%%

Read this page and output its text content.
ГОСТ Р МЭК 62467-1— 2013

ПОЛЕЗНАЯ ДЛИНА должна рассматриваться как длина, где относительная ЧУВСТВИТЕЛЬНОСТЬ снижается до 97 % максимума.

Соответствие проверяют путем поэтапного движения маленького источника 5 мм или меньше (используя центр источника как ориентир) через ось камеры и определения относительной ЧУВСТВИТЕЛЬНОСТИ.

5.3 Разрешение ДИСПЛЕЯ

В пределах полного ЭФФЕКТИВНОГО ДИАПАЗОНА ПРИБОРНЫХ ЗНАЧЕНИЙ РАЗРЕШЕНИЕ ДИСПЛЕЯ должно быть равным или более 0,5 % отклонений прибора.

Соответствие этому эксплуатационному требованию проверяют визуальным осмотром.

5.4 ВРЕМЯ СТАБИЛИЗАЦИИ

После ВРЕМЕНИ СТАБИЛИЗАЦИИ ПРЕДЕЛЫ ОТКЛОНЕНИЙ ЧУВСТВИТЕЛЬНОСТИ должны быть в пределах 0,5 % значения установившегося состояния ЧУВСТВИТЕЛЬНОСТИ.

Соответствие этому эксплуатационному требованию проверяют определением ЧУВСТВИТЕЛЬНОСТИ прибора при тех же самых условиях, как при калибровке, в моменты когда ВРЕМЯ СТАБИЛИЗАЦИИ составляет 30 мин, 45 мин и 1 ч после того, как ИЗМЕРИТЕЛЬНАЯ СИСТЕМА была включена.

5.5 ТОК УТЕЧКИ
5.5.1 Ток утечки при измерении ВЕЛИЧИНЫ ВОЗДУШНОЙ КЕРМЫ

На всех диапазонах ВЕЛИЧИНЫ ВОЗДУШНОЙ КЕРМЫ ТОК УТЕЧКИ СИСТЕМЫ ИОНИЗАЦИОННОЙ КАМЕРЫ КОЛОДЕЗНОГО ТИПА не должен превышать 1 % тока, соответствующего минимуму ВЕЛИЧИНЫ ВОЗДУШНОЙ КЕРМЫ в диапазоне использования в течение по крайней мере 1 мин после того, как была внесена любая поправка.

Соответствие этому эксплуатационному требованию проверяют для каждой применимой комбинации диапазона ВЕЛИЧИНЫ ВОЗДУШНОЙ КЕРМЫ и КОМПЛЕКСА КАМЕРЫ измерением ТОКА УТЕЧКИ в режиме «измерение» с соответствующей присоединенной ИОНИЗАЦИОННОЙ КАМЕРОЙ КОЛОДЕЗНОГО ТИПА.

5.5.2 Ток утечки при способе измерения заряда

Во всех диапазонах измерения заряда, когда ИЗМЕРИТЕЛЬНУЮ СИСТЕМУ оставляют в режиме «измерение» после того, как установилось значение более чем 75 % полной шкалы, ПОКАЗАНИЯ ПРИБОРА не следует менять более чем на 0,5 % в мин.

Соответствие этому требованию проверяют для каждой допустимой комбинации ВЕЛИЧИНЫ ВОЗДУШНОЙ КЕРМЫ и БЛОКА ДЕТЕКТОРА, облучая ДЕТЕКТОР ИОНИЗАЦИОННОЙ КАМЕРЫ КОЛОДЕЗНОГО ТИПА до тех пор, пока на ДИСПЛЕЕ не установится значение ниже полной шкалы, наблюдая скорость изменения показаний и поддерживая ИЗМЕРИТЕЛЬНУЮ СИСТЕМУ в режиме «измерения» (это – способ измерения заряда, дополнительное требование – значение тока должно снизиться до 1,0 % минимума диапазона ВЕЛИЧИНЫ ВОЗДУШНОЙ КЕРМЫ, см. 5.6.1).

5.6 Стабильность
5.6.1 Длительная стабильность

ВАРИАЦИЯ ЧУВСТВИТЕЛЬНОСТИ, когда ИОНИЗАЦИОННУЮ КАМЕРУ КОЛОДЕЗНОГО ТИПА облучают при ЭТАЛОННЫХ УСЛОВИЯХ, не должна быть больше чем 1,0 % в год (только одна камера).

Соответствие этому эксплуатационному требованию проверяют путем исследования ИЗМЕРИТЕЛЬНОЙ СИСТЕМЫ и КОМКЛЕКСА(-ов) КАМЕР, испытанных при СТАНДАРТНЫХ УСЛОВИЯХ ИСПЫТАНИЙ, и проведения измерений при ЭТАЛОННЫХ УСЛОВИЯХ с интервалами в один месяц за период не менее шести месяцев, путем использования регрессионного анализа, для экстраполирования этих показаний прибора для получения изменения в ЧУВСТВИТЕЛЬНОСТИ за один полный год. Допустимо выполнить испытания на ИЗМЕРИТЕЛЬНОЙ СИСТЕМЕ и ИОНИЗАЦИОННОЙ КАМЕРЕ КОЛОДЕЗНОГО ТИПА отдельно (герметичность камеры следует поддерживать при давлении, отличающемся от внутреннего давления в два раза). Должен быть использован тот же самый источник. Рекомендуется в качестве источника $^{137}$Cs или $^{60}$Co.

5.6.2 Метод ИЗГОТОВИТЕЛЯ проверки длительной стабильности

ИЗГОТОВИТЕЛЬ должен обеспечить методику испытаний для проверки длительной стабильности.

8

%%

> [WHAT THE TASK REQUIRES]: Search the listing for the string "длительной". Copy each line where it turns up.

> [TASK RESULT]:
5.6.2 Метод ИЗГОТОВИТЕЛЯ проверки длительной стабильности
ИЗГОТОВИТЕЛЬ должен обеспечить методику испытаний для проверки длительной стабильности.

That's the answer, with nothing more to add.